> **Required task**
Please show every line of the listing that contains the word "protected", copying each such line in full.
━━━━━━━━━━━━━━━━━━━━
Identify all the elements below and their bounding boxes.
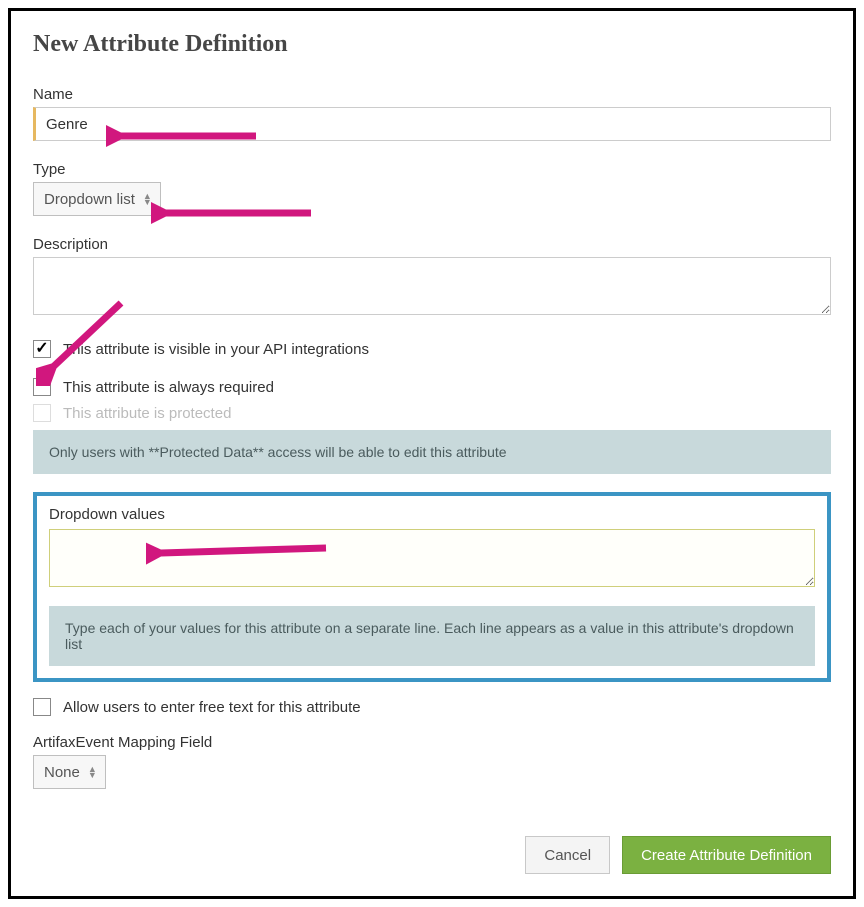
form-actions: Cancel Create Attribute Definition: [525, 836, 831, 874]
mapping-label: ArtifaxEvent Mapping Field: [33, 734, 831, 751]
always-required-label: This attribute is always required: [63, 379, 274, 396]
cancel-button[interactable]: Cancel: [525, 836, 610, 874]
chevron-updown-icon: ▲▼: [88, 766, 97, 778]
mapping-field-group: ArtifaxEvent Mapping Field None ▲▼: [33, 734, 831, 789]
dropdown-values-textarea[interactable]: [49, 529, 815, 587]
type-field-group: Type Dropdown list ▲▼: [33, 161, 831, 216]
protected-label: This attribute is protected: [63, 405, 231, 422]
chevron-updown-icon: ▲▼: [143, 193, 152, 205]
api-visible-checkbox[interactable]: [33, 340, 51, 358]
dropdown-values-section: Dropdown values Type each of your values…: [33, 492, 831, 682]
mapping-select[interactable]: None ▲▼: [33, 755, 106, 789]
free-text-label: Allow users to enter free text for this …: [63, 699, 361, 716]
type-label: Type: [33, 161, 831, 178]
type-select[interactable]: Dropdown list ▲▼: [33, 182, 161, 216]
api-visible-label: This attribute is visible in your API in…: [63, 341, 369, 358]
form-container: New Attribute Definition Name Type Dropd…: [8, 8, 856, 899]
always-required-checkbox[interactable]: [33, 378, 51, 396]
name-field-group: Name: [33, 86, 831, 141]
page-title: New Attribute Definition: [33, 31, 831, 58]
name-input[interactable]: [33, 107, 831, 141]
description-field-group: Description: [33, 236, 831, 320]
free-text-row[interactable]: Allow users to enter free text for this …: [33, 698, 831, 716]
description-textarea[interactable]: [33, 257, 831, 315]
always-required-row[interactable]: This attribute is always required: [33, 378, 831, 396]
dropdown-values-label: Dropdown values: [49, 506, 815, 523]
type-select-value: Dropdown list: [44, 191, 135, 208]
name-label: Name: [33, 86, 831, 103]
mapping-select-value: None: [44, 764, 80, 781]
protected-info-banner: Only users with **Protected Data** acces…: [33, 430, 831, 474]
dropdown-values-hint: Type each of your values for this attrib…: [49, 606, 815, 666]
protected-row: This attribute is protected: [33, 404, 831, 422]
submit-button[interactable]: Create Attribute Definition: [622, 836, 831, 874]
free-text-checkbox[interactable]: [33, 698, 51, 716]
api-visible-row[interactable]: This attribute is visible in your API in…: [33, 340, 831, 358]
protected-checkbox: [33, 404, 51, 422]
description-label: Description: [33, 236, 831, 253]
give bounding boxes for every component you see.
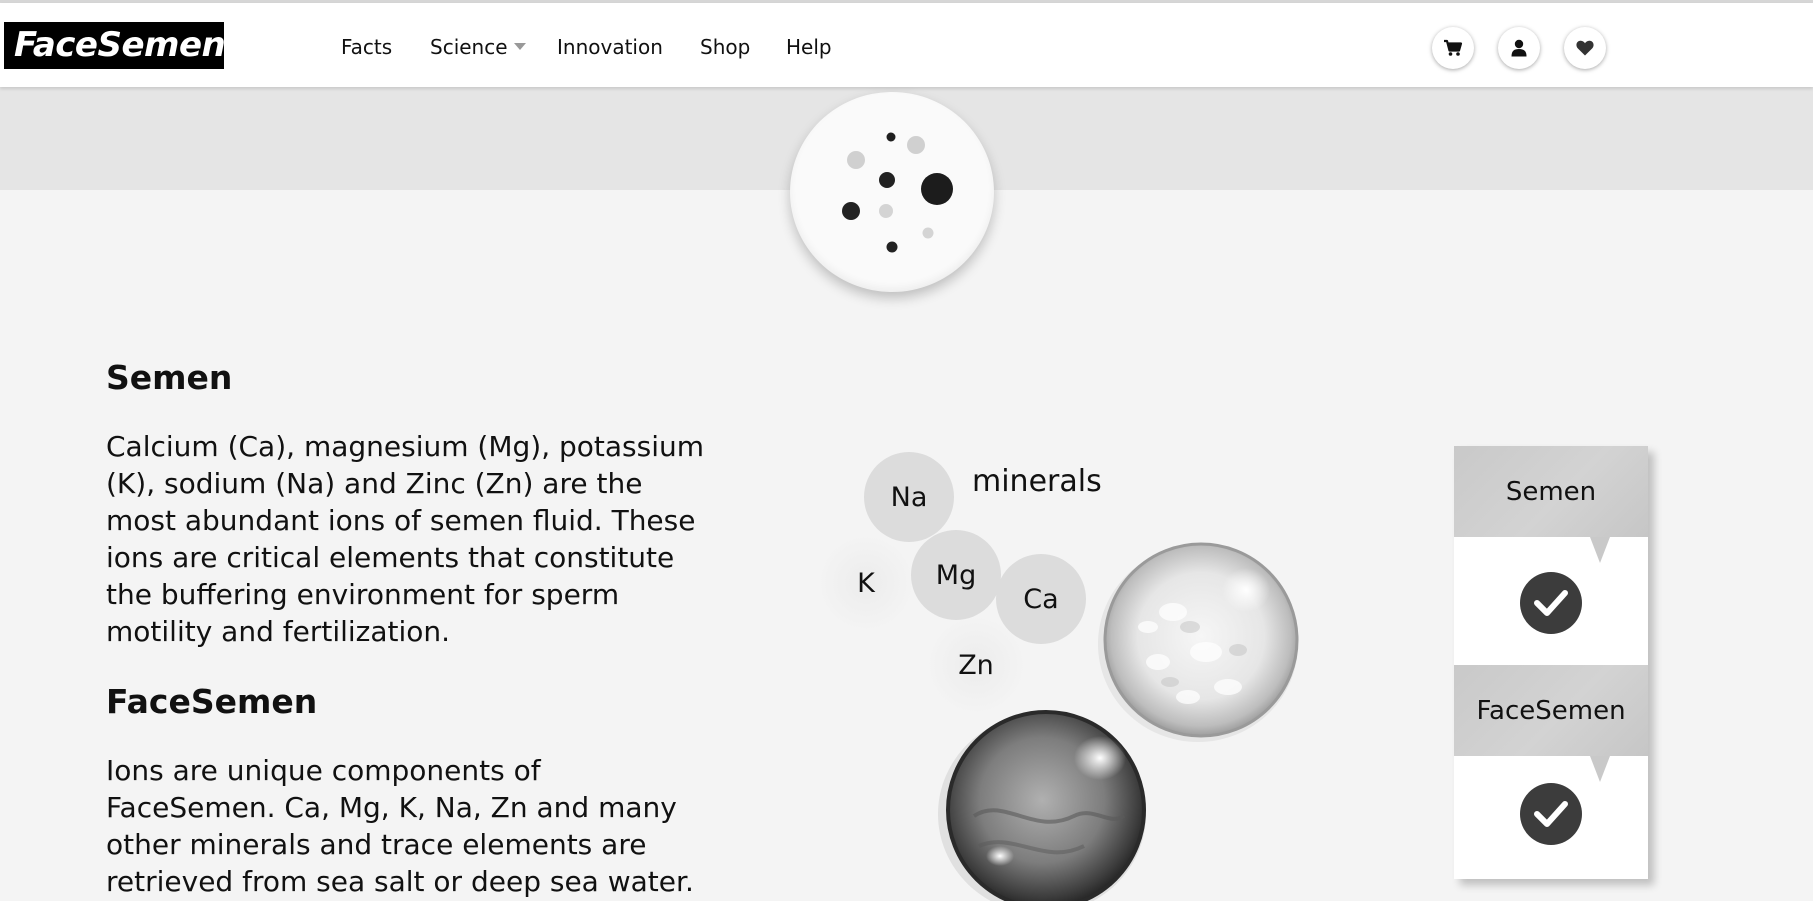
particles-illustration: [842, 132, 953, 253]
particles-bubble-image: [790, 92, 994, 292]
ion-k-label: K: [857, 567, 875, 599]
semen-description: Calcium (Ca), magnesium (Mg), potassium …: [106, 430, 705, 648]
wishlist-button[interactable]: [1564, 27, 1606, 69]
ion-k: K: [818, 535, 914, 631]
logo[interactable]: FaceSemen: [4, 22, 226, 69]
comparison-row-facesemen-label: FaceSemen: [1454, 665, 1648, 756]
facesemen-heading: FaceSemen: [106, 682, 318, 721]
chevron-down-icon: [513, 43, 526, 50]
nav-item-help[interactable]: Help: [786, 35, 832, 59]
user-icon: [1511, 39, 1527, 57]
nav-item-science-label: Science: [430, 35, 508, 59]
ion-na: Na: [864, 452, 954, 542]
comparison-row-semen-label: Semen: [1454, 446, 1648, 537]
semen-check-icon: [1520, 572, 1582, 634]
speech-tail: [1590, 537, 1610, 563]
nav-item-shop[interactable]: Shop: [700, 35, 750, 59]
cart-button[interactable]: [1432, 27, 1474, 69]
speech-tail: [1590, 756, 1610, 782]
facesemen-check-icon: [1520, 783, 1582, 845]
nav-item-science[interactable]: Science: [430, 35, 526, 59]
minerals-label: minerals: [972, 464, 1102, 499]
ion-na-label: Na: [890, 481, 928, 513]
ion-ca-label: Ca: [1023, 583, 1059, 615]
comparison-row-facesemen-text: FaceSemen: [1476, 695, 1626, 726]
ion-mg-label: Mg: [935, 559, 977, 591]
site-header: FaceSemen Facts Science Innovation Shop …: [0, 3, 1813, 87]
comparison-row-semen-text: Semen: [1505, 476, 1597, 507]
ion-zn-label: Zn: [958, 649, 994, 681]
nav-item-innovation[interactable]: Innovation: [557, 35, 663, 59]
cart-icon: [1444, 39, 1463, 56]
semen-heading: Semen: [106, 358, 233, 397]
ion-zn: Zn: [926, 617, 1026, 713]
heart-icon: [1576, 40, 1594, 56]
facesemen-description: Ions are unique components of FaceSemen.…: [106, 754, 694, 898]
nav-item-facts[interactable]: Facts: [341, 35, 392, 59]
sea-water-sphere-image: [938, 710, 1146, 901]
ion-mg: Mg: [911, 530, 1001, 620]
account-button[interactable]: [1498, 27, 1540, 69]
━━━━━━━━━━━━━━━━━━━━
> **Exercise response**
protected-label: This attribute is protected: [63, 405, 231, 422]
protected-info-banner: Only users with **Protected Data** acces…: [33, 430, 831, 474]
protected-row: This attribute is protected: [33, 404, 831, 422]
protected-checkbox: [33, 404, 51, 422]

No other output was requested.